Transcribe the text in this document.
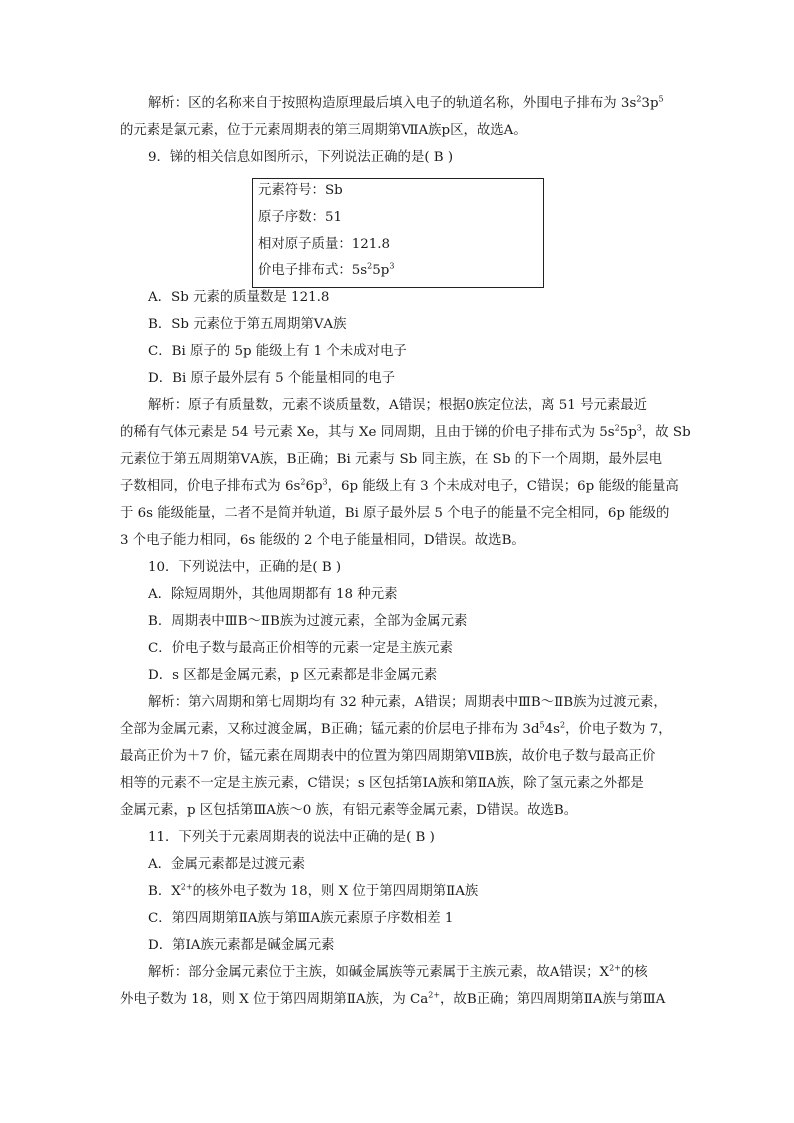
解析：区的名称来自于按照构造原理最后填入电子的轨道名称，外围电子排布为 $3s^23p^5$
的元素是氯元素，位于元素周期表的第三周期第ⅦA族p区，故选A。
9．锑的相关信息如图所示，下列说法正确的是( B )
元素符号：Sb
原子序数：51
相对原子质量：121.8
价电子排布式：$5s^25p^3$
A．Sb 元素的质量数是 121.8
B．Sb 元素位于第五周期第ⅤA族
C．Bi 原子的 5p 能级上有 1 个未成对电子
D．Bi 原子最外层有 5 个能量相同的电子
解析：原子有质量数，元素不谈质量数，A错误；根据0族定位法，离 51 号元素最近
的稀有气体元素是 54 号元素 Xe，其与 Xe 同周期，且由于锑的价电子排布式为 $5s^25p^3$，故 Sb
元素位于第五周期第ⅤA族，B正确；Bi 元素与 Sb 同主族，在 Sb 的下一个周期，最外层电
子数相同，价电子排布式为 $6s^26p^3$，6p 能级上有 3 个未成对电子，C错误；6p 能级的能量高
于 6s 能级能量，二者不是简并轨道，Bi 原子最外层 5 个电子的能量不完全相同，6p 能级的
3 个电子能力相同，6s 能级的 2 个电子能量相同，D错误。故选B。
10．下列说法中，正确的是( B )
A．除短周期外，其他周期都有 18 种元素
B．周期表中ⅢB～ⅡB族为过渡元素，全部为金属元素
C．价电子数与最高正价相等的元素一定是主族元素
D．s 区都是金属元素，p 区元素都是非金属元素
解析：第六周期和第七周期均有 32 种元素，A错误；周期表中ⅢB～ⅡB族为过渡元素，
全部为金属元素，又称过渡金属，B正确；锰元素的价层电子排布为 $3d^54s^2$，价电子数为 7，
最高正价为＋7 价，锰元素在周期表中的位置为第四周期第ⅦB族，故价电子数与最高正价
相等的元素不一定是主族元素，C错误；s 区包括第ⅠA族和第ⅡA族，除了氢元素之外都是
金属元素，p 区包括第ⅢA族～0 族，有铝元素等金属元素，D错误。故选B。
11．下列关于元素周期表的说法中正确的是( B )
A．金属元素都是过渡元素
B．$X^{2+}$的核外电子数为 18，则 X 位于第四周期第ⅡA族
C．第四周期第ⅡA族与第ⅢA族元素原子序数相差 1
D．第ⅠA族元素都是碱金属元素
解析：部分金属元素位于主族，如碱金属族等元素属于主族元素，故A错误；$X^{2+}$的核
外电子数为 18，则 X 位于第四周期第ⅡA族，为 $Ca^{2+}$，故B正确；第四周期第ⅡA族与第ⅢA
----
> [What is needed] List each line of the entries that holds the string "个未成对电子".

> [Written answer]
C．Bi 原子的 5p 能级上有 1 个未成对电子
子数相同，价电子排布式为 $6s^26p^3$，6p 能级上有 3 个未成对电子，C错误；6p 能级的能量高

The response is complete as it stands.